**Your goal:** Go through the listing below and gather every line with the word "Victims".

**Recorded information:**

------------------------

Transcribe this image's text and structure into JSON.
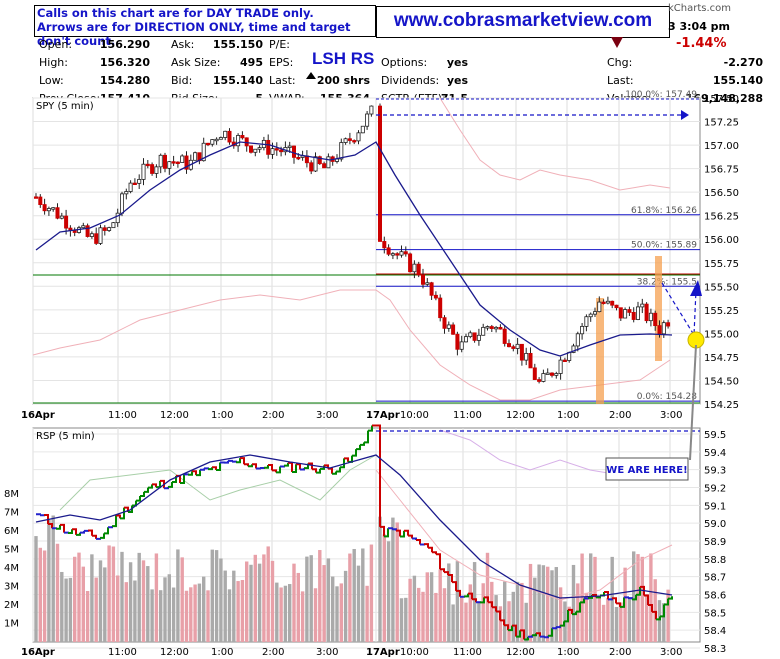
{
  "notice": {
    "line1": "Calls on this chart are for DAY TRADE only.",
    "line2": "Arrows are for DIRECTION ONLY, time and target don't count."
  },
  "site": "www.cobrasmarketview.com",
  "brand": "kCharts.com",
  "symbol": "LSH RS",
  "time": "3  3:04 pm",
  "change_pct": "-1.44%",
  "quote": {
    "col1": [
      {
        "label": "Open:",
        "value": "156.290"
      },
      {
        "label": "High:",
        "value": "156.320"
      },
      {
        "label": "Low:",
        "value": "154.280"
      },
      {
        "label": "Prev Close:",
        "value": "157.410"
      }
    ],
    "col2": [
      {
        "label": "Ask:",
        "value": "155.150"
      },
      {
        "label": "Ask Size:",
        "value": "495"
      },
      {
        "label": "Bid:",
        "value": "155.140"
      },
      {
        "label": "Bid Size:",
        "value": "5"
      }
    ],
    "col3": [
      {
        "label": "P/E:",
        "value": ""
      },
      {
        "label": "EPS:",
        "value": ""
      },
      {
        "label": "Last:",
        "value": "200 shrs"
      },
      {
        "label": "VWAP:",
        "value": "155.364"
      }
    ],
    "col4": [
      {
        "label": "Options:",
        "value": "yes"
      },
      {
        "label": "Dividends:",
        "value": "yes"
      },
      {
        "label": "SCTR (ETF):",
        "value": "71.5"
      }
    ],
    "col5": [
      {
        "label": "Chg:",
        "value": "-2.270"
      },
      {
        "label": "Last:",
        "value": "155.140"
      },
      {
        "label": "Volume:",
        "value": "169,148,288"
      }
    ]
  },
  "colors": {
    "up": "#008800",
    "down": "#cc0000",
    "ma": "#1a1a8c",
    "fib": "#1515c8",
    "orange": "#f5a050",
    "support": "#007700",
    "resist": "#bb0000"
  },
  "chart_data": [
    {
      "type": "candlestick",
      "title": "SPY (5 min)",
      "ylim": [
        154.25,
        157.5
      ],
      "yticks": [
        "157.50",
        "157.25",
        "157.00",
        "156.75",
        "156.50",
        "156.25",
        "156.00",
        "155.75",
        "155.50",
        "155.25",
        "155.00",
        "154.75",
        "154.50",
        "154.25"
      ],
      "xticks": [
        "16Apr",
        "11:00",
        "12:00",
        "1:00",
        "2:00",
        "3:00",
        "17Apr",
        "10:00",
        "11:00",
        "12:00",
        "1:00",
        "2:00",
        "3:00"
      ],
      "fib_levels": [
        {
          "label": "100.0%: 157.49",
          "value": 157.49
        },
        {
          "label": "61.8%: 156.26",
          "value": 156.26
        },
        {
          "label": "50.0%: 155.89",
          "value": 155.89
        },
        {
          "label": "38.2%: 155.5",
          "value": 155.5
        },
        {
          "label": "0.0%: 154.28",
          "value": 154.28
        }
      ],
      "support_line": 155.66,
      "resistance_line": 155.66,
      "annotation": "WE ARE HERE!"
    },
    {
      "type": "line",
      "title": "RSP (5 min)",
      "ylim": [
        58.3,
        59.5
      ],
      "yticks": [
        "59.5",
        "59.4",
        "59.3",
        "59.2",
        "59.1",
        "59.0",
        "58.9",
        "58.8",
        "58.7",
        "58.6",
        "58.5",
        "58.4",
        "58.3"
      ],
      "volume_ticks": [
        "8M",
        "7M",
        "6M",
        "5M",
        "4M",
        "3M",
        "2M",
        "1M"
      ],
      "xticks": [
        "16Apr",
        "11:00",
        "12:00",
        "1:00",
        "2:00",
        "3:00",
        "17Apr",
        "10:00",
        "11:00",
        "12:00",
        "1:00",
        "2:00",
        "3:00"
      ]
    }
  ]
}
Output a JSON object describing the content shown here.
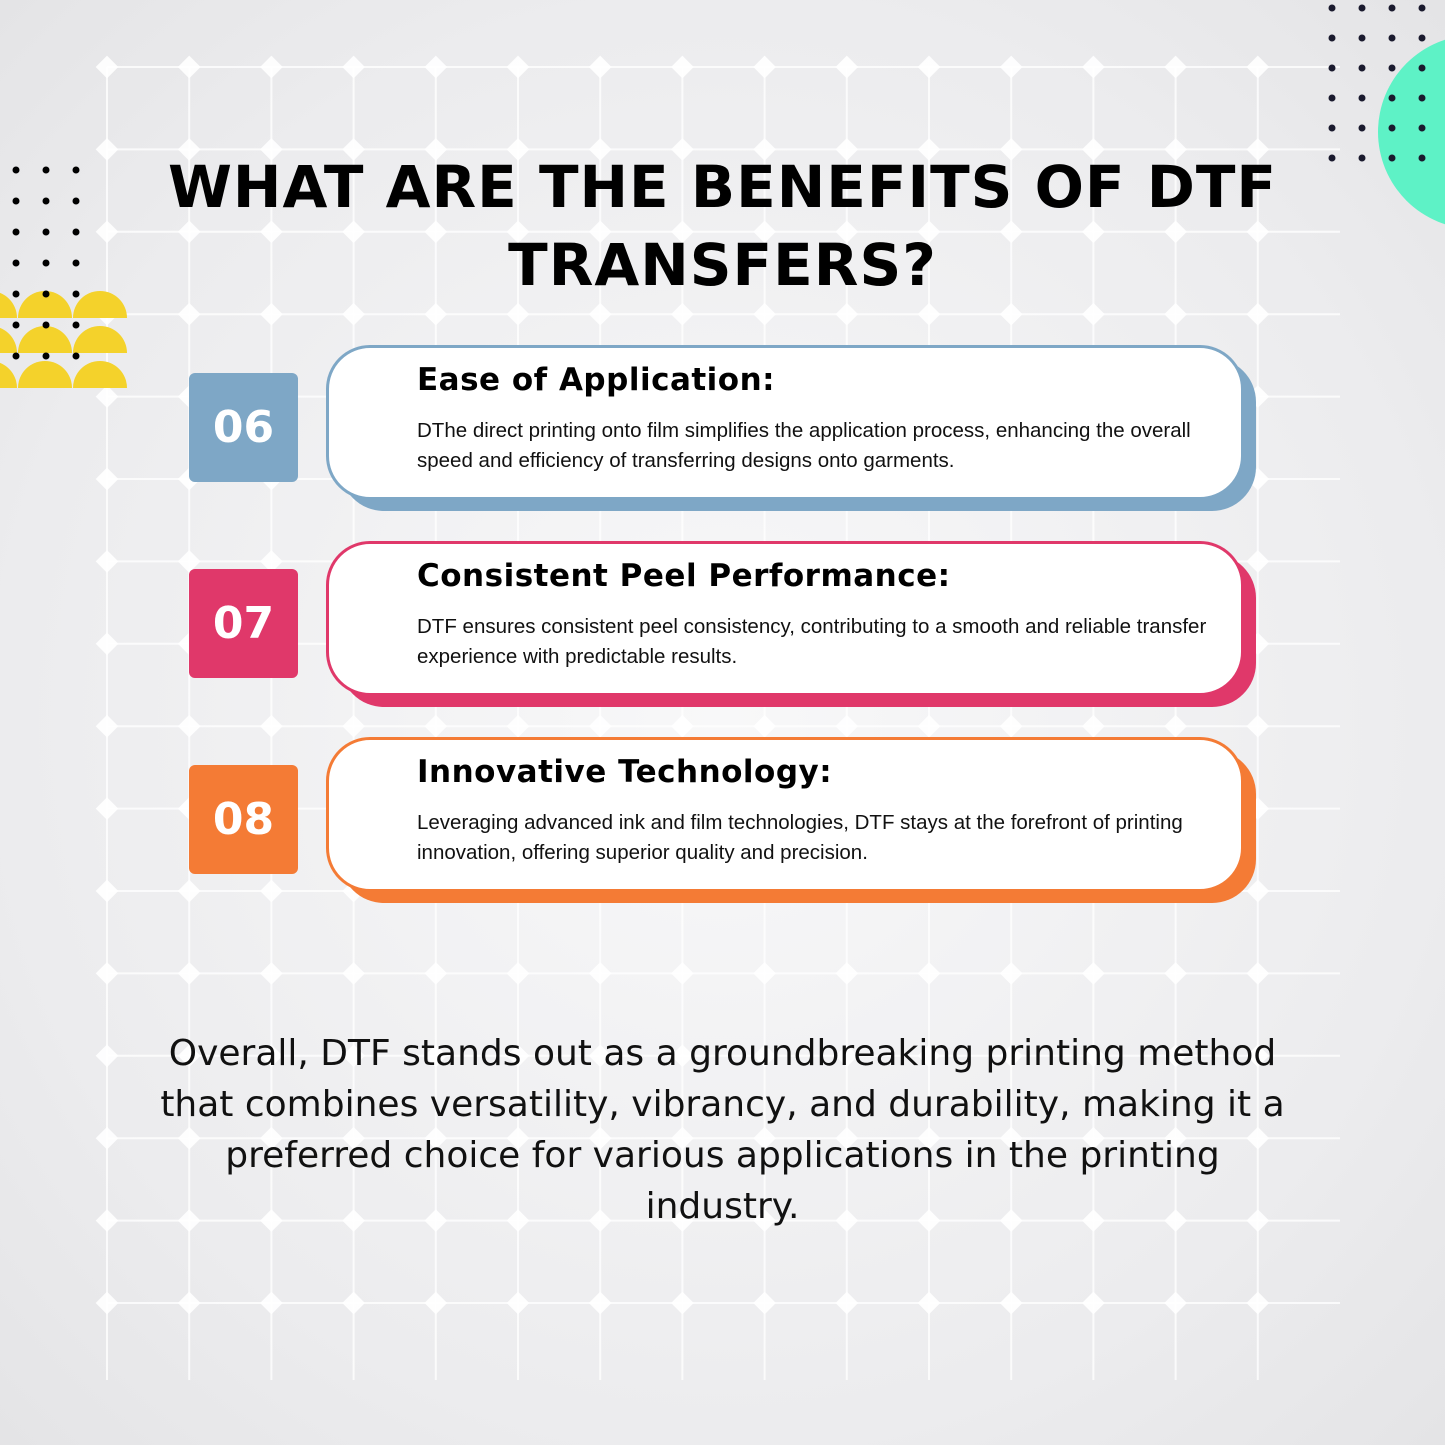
{
  "title": "WHAT ARE THE BENEFITS OF DTF TRANSFERS?",
  "colors": {
    "blue": "#7ea7c6",
    "pink": "#e0386a",
    "orange": "#f47b35",
    "yellow": "#f4d22b",
    "mint": "#5ef2c6"
  },
  "benefits": [
    {
      "number": "06",
      "heading": "Ease of Application:",
      "text": "DThe direct printing onto film simplifies the application process, enhancing the overall speed and efficiency of transferring designs onto garments.",
      "color": "#7ea7c6"
    },
    {
      "number": "07",
      "heading": "Consistent Peel Performance:",
      "text": "DTF ensures consistent peel consistency, contributing to a smooth and reliable transfer experience with predictable results.",
      "color": "#e0386a"
    },
    {
      "number": "08",
      "heading": "Innovative Technology:",
      "text": "Leveraging advanced ink and film technologies, DTF stays at the forefront of printing innovation, offering superior quality and precision.",
      "color": "#f47b35"
    }
  ],
  "summary": "Overall, DTF stands out as a groundbreaking printing method that combines versatility, vibrancy, and durability, making it a preferred choice for various applications in the printing industry."
}
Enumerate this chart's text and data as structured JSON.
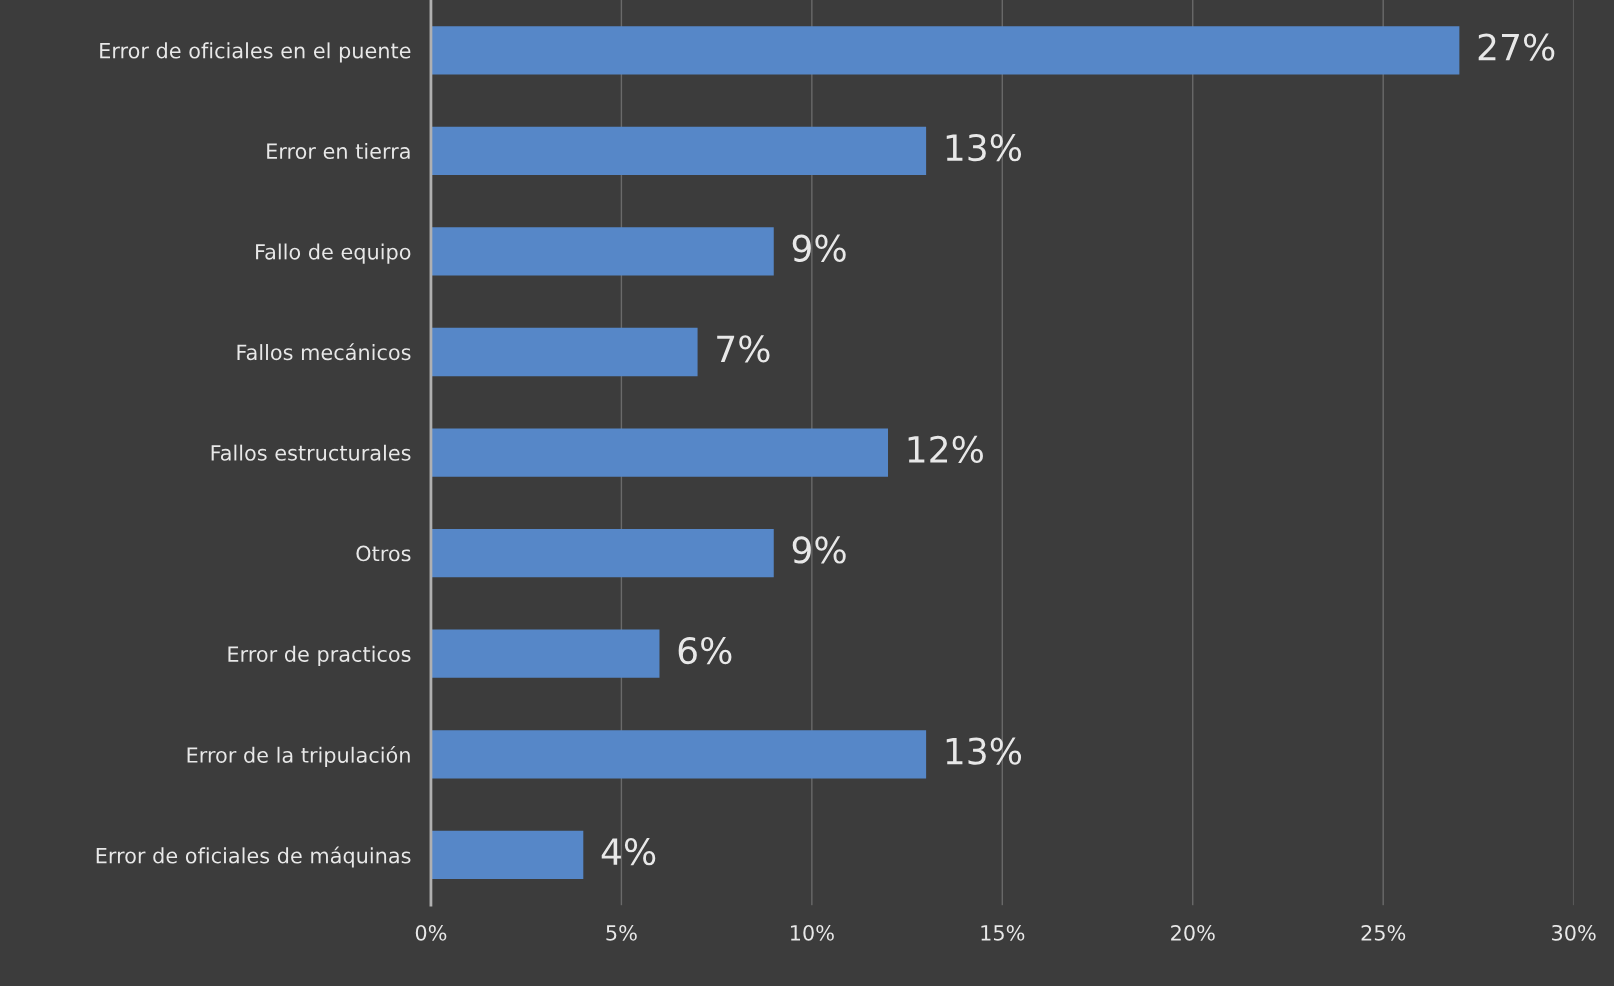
{
  "chart_data": {
    "type": "bar",
    "orientation": "horizontal",
    "categories": [
      "Error de oficiales en el puente",
      "Error en tierra",
      "Fallo de equipo",
      "Fallos mecánicos",
      "Fallos estructurales",
      "Otros",
      "Error de practicos",
      "Error de la tripulación",
      "Error de oficiales de máquinas"
    ],
    "values": [
      27,
      13,
      9,
      7,
      12,
      9,
      6,
      13,
      4
    ],
    "value_labels": [
      "27%",
      "13%",
      "9%",
      "7%",
      "12%",
      "9%",
      "6%",
      "13%",
      "4%"
    ],
    "color": "#5687c8",
    "xlim": [
      0,
      30
    ],
    "xticks": [
      {
        "value": 0,
        "label": "0%"
      },
      {
        "value": 5,
        "label": "5%"
      },
      {
        "value": 10,
        "label": "10%"
      },
      {
        "value": 15,
        "label": "15%"
      },
      {
        "value": 20,
        "label": "20%"
      },
      {
        "value": 25,
        "label": "25%"
      },
      {
        "value": 30,
        "label": "30%"
      }
    ],
    "grid": "x",
    "legend": false
  }
}
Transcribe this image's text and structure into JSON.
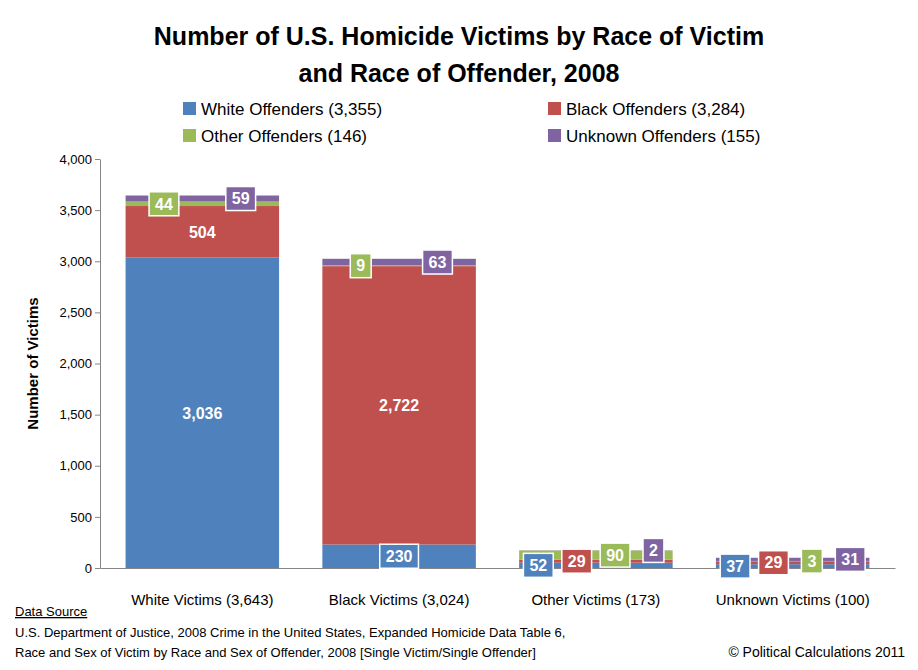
{
  "chart_data": {
    "type": "bar",
    "title": [
      "Number of U.S. Homicide Victims by Race of Victim",
      "and Race of Offender, 2008"
    ],
    "y_label": "Number of Victims",
    "categories": [
      "White Victims (3,643)",
      "Black Victims (3,024)",
      "Other Victims (173)",
      "Unknown Victims (100)"
    ],
    "series": [
      {
        "name": "White Offenders (3,355)",
        "color": "#4f81bd",
        "values": [
          3036,
          230,
          52,
          37
        ],
        "value_labels": [
          "3,036",
          "230",
          "52",
          "37"
        ]
      },
      {
        "name": "Black Offenders (3,284)",
        "color": "#c0504d",
        "values": [
          504,
          2722,
          29,
          29
        ],
        "value_labels": [
          "504",
          "2,722",
          "29",
          "29"
        ]
      },
      {
        "name": "Other Offenders (146)",
        "color": "#9bbb59",
        "values": [
          44,
          9,
          90,
          3
        ],
        "value_labels": [
          "44",
          "9",
          "90",
          "3"
        ]
      },
      {
        "name": "Unknown Offenders (155)",
        "color": "#8064a2",
        "values": [
          59,
          63,
          2,
          31
        ],
        "value_labels": [
          "59",
          "63",
          "2",
          "31"
        ]
      }
    ],
    "ylim": [
      0,
      4000
    ],
    "yticks": [
      0,
      500,
      {
        "value": 1000,
        "label": "1,000"
      },
      {
        "value": 1500,
        "label": "1,500"
      },
      {
        "value": 2000,
        "label": "2,000"
      },
      {
        "value": 2500,
        "label": "2,500"
      },
      {
        "value": 3000,
        "label": "3,000"
      },
      {
        "value": 3500,
        "label": "3,500"
      },
      {
        "value": 4000,
        "label": "4,000"
      }
    ],
    "stacked": true,
    "data_labels": true,
    "legend": "top",
    "grid": false,
    "source": {
      "label": "Data Source",
      "lines": [
        "U.S. Department of Justice, 2008 Crime in the United States, Expanded Homicide Data Table 6,",
        "Race and Sex of Victim by Race and Sex of Offender, 2008 [Single Victim/Single Offender]"
      ]
    },
    "credit": "© Political Calculations 2011"
  }
}
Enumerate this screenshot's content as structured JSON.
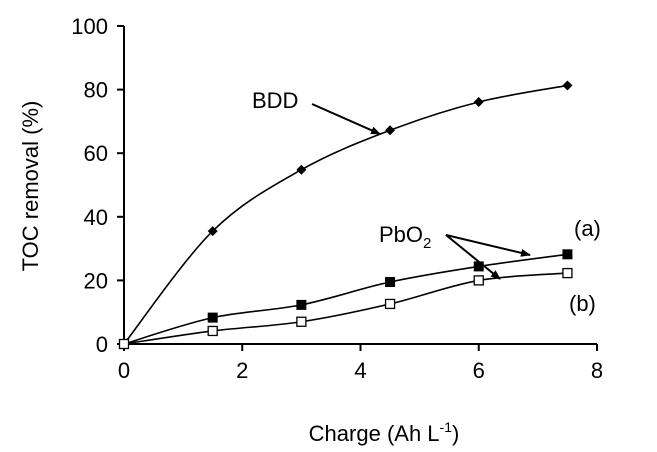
{
  "chart_data": {
    "type": "line",
    "title": "",
    "xlabel": "Charge (Ah L",
    "xlabel_sup": "-1",
    "xlabel_close": ")",
    "ylabel": "TOC removal (%)",
    "xlim": [
      0,
      8
    ],
    "ylim": [
      0,
      100
    ],
    "xticks": [
      0,
      2,
      4,
      6,
      8
    ],
    "yticks": [
      0,
      20,
      40,
      60,
      80,
      100
    ],
    "grid": false,
    "series": [
      {
        "marker": "diamond-filled",
        "color": "#000000",
        "x": [
          0,
          1.5,
          3,
          4.5,
          6,
          7.5
        ],
        "y": [
          0,
          35.5,
          54.8,
          67.2,
          76.1,
          81.3
        ]
      },
      {
        "marker": "square-filled",
        "color": "#000000",
        "x": [
          0,
          1.5,
          3,
          4.5,
          6,
          7.5
        ],
        "y": [
          0,
          8.3,
          12.3,
          19.5,
          24.4,
          28.2
        ]
      },
      {
        "marker": "square-open",
        "color": "#000000",
        "x": [
          0,
          1.5,
          3,
          4.5,
          6,
          7.5
        ],
        "y": [
          0,
          4.1,
          7.0,
          12.6,
          20.0,
          22.3
        ]
      }
    ],
    "annotations": {
      "bdd": "BDD",
      "pbo2_main": "PbO",
      "pbo2_sub": "2",
      "label_a": "(a)",
      "label_b": "(b)"
    }
  }
}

------------------------

**Right answer:**
      "Number of U.S. Homicide Victims by Race of Victim",
    "y_label": "Number of Victims",
      "White Victims (3,643)",
      "Black Victims (3,024)",
      "Other Victims (173)",
      "Unknown Victims (100)"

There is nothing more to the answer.